---- Data extract
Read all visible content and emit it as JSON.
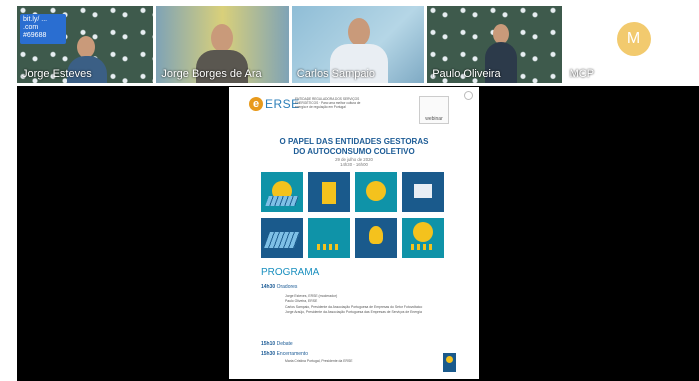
{
  "participants": [
    {
      "name": "Jorge Esteves",
      "chat_badge": "bit.ly/ ... .com\n#69688"
    },
    {
      "name": "Jorge Borges de Ara"
    },
    {
      "name": "Carlos Sampaio"
    },
    {
      "name": "Paulo Oliveira"
    },
    {
      "name": "MCP",
      "avatar_letter": "M"
    }
  ],
  "poster": {
    "logo_letter": "e",
    "logo_word": "ERSE",
    "logo_sub": "ENTIDADE REGULADORA DOS SERVIÇOS ENERGÉTICOS · Para uma melhor cultura de energia e de regulação em Portugal",
    "webinar_label": "webinar",
    "title_line1": "O PAPEL DAS ENTIDADES GESTORAS",
    "title_line2": "DO AUTOCONSUMO COLETIVO",
    "date": "29 de julho de 2020",
    "time": "14h30 - 16h00",
    "programa": "PROGRAMA",
    "rows": [
      {
        "time": "14h30",
        "label": "Oradores"
      },
      {
        "time": "15h10",
        "label": "Debate"
      },
      {
        "time": "15h30",
        "label": "Encerramento"
      }
    ],
    "speakers": [
      "Jorge Esteves, ERSE (moderador)",
      "Paulo Oliveira, ERSE",
      "Carlos Sampaio, Presidente da Associação Portuguesa de Empresas do Setor Fotovoltaico",
      "Jorge Araújo, Presidente da Associação Portuguesa das Empresas de Serviços de Energia"
    ],
    "closing": "Maria Cristina Portugal, Presidente da ERSE"
  },
  "colors": {
    "brand_blue": "#1d5c96",
    "accent_yellow": "#f4c21d",
    "logo_orange": "#e89a1c"
  }
}
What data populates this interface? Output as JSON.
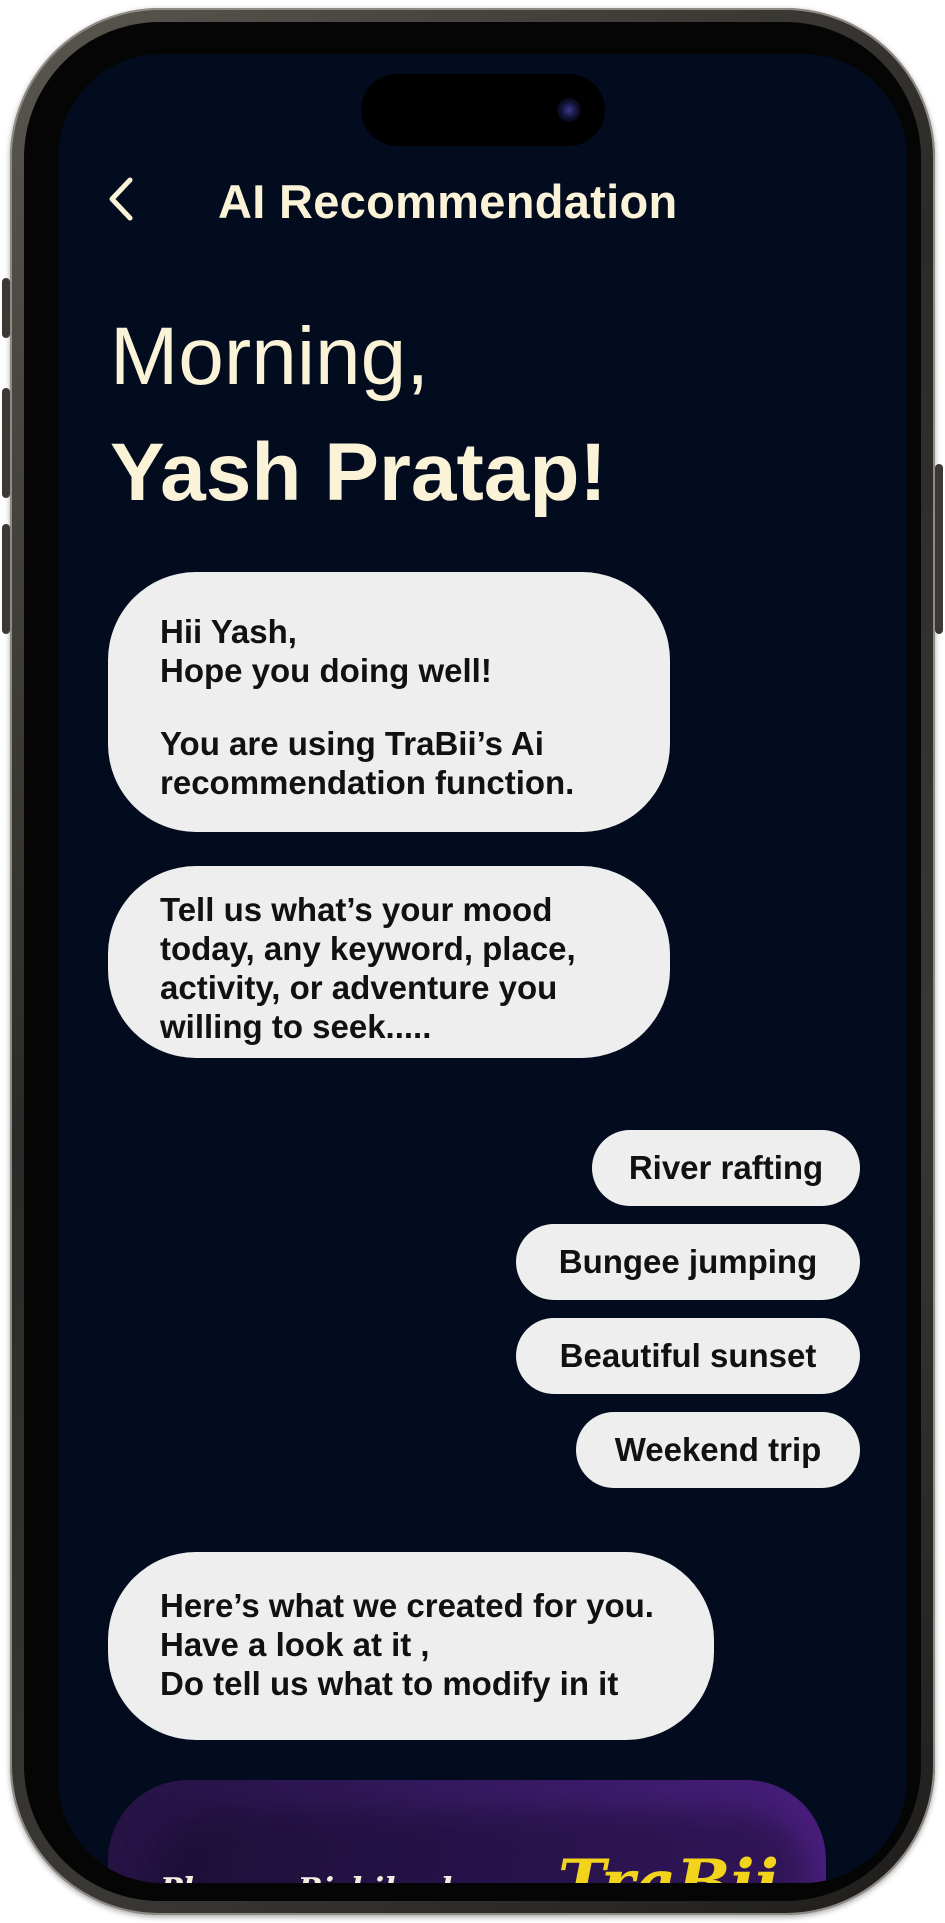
{
  "header": {
    "title": "AI Recommendation"
  },
  "greeting": {
    "line1": "Morning,",
    "line2": "Yash Pratap!"
  },
  "messages": [
    {
      "lines": [
        "Hii Yash,",
        "Hope you doing well!"
      ],
      "lines2": [
        "You are using TraBii’s Ai",
        "recommendation function."
      ]
    },
    {
      "lines": [
        "Tell us what’s your mood",
        "today, any keyword, place,",
        "activity, or adventure you",
        "willing to seek....."
      ]
    },
    {
      "lines": [
        "Here’s what we created for you.",
        "Have a look at it ,",
        "Do tell us what to modify in it"
      ]
    }
  ],
  "suggestions": [
    "River rafting",
    "Bungee jumping",
    "Beautiful sunset",
    "Weekend trip"
  ],
  "card": {
    "place_label": "Place :–  Rishikesh",
    "logo_text": "TraBii"
  },
  "colors": {
    "screen_background": "#030c1f",
    "header_text": "#fbf3d8",
    "bubble": "#eeeeee",
    "logo": "#f2d41c"
  }
}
--------
__Work to do__: Identify the lines that contain the string "Esteves", and copy every one of them.

__Exercise answer__:
      "name": "Jorge Esteves",
      "Jorge Esteves, ERSE (moderador)",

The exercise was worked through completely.